— MATERIAL SHOWN —
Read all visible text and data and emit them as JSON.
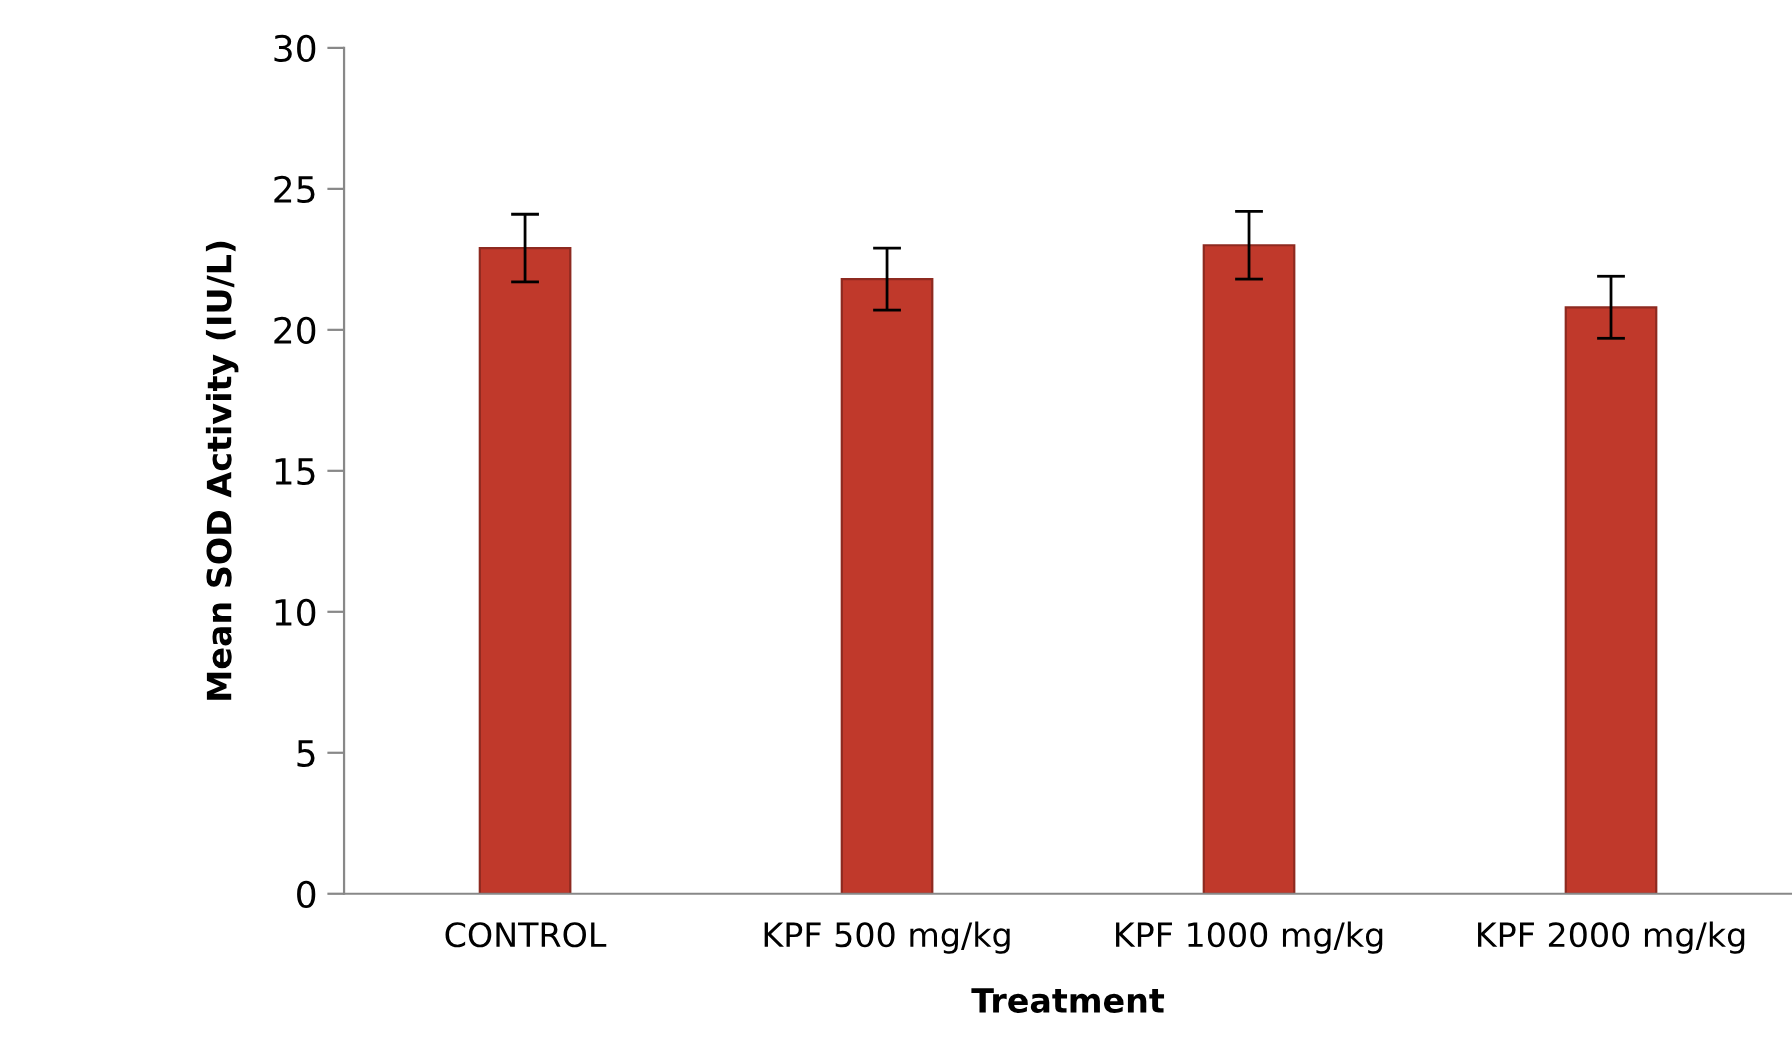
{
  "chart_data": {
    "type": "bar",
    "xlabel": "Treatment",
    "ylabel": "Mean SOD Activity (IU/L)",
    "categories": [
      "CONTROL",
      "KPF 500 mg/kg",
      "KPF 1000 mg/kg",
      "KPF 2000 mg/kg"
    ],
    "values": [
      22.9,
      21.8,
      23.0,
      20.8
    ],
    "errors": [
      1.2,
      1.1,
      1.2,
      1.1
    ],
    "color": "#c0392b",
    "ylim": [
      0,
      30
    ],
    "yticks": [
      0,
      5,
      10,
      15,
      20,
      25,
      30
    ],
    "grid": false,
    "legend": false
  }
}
---
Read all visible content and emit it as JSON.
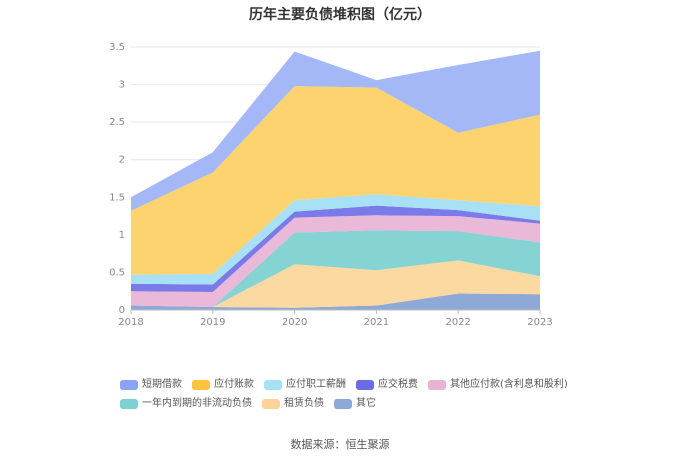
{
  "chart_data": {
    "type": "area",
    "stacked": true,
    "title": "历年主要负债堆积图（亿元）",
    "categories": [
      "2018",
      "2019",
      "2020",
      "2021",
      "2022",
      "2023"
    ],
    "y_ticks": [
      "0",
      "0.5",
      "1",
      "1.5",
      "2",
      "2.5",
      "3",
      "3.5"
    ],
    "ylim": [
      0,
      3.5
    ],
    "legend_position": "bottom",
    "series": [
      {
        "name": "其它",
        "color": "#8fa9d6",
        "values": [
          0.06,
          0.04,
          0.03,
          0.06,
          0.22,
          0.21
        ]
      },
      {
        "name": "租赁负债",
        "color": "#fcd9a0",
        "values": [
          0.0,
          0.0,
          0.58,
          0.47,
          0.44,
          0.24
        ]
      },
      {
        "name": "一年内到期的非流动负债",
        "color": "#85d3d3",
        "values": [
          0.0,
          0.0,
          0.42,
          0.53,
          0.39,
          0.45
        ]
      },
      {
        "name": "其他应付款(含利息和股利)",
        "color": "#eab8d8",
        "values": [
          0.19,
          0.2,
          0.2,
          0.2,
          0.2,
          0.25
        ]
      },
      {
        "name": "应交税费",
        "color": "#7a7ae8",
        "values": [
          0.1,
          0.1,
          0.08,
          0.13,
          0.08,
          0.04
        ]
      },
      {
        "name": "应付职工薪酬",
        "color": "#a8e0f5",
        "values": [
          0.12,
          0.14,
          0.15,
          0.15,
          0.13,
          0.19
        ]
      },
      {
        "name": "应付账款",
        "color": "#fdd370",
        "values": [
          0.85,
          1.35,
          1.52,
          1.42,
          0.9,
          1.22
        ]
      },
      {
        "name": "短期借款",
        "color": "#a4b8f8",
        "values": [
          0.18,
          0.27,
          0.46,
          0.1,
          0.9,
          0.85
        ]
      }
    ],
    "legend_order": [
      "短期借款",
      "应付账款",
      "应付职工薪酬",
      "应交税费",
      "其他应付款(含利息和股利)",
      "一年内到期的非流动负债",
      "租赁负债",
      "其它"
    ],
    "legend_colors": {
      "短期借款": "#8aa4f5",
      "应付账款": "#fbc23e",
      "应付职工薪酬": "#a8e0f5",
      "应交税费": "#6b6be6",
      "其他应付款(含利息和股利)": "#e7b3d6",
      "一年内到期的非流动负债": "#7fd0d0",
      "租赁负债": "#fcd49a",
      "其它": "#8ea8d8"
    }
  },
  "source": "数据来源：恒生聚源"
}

— GIVEN EXERCISE —
Take every line above carrying "一年内到期的非流动负债" and return it.

— SOLUTION FOR THIS EXERCISE —
        "name": "一年内到期的非流动负债",
      "一年内到期的非流动负债",
      "一年内到期的非流动负债": "#7fd0d0",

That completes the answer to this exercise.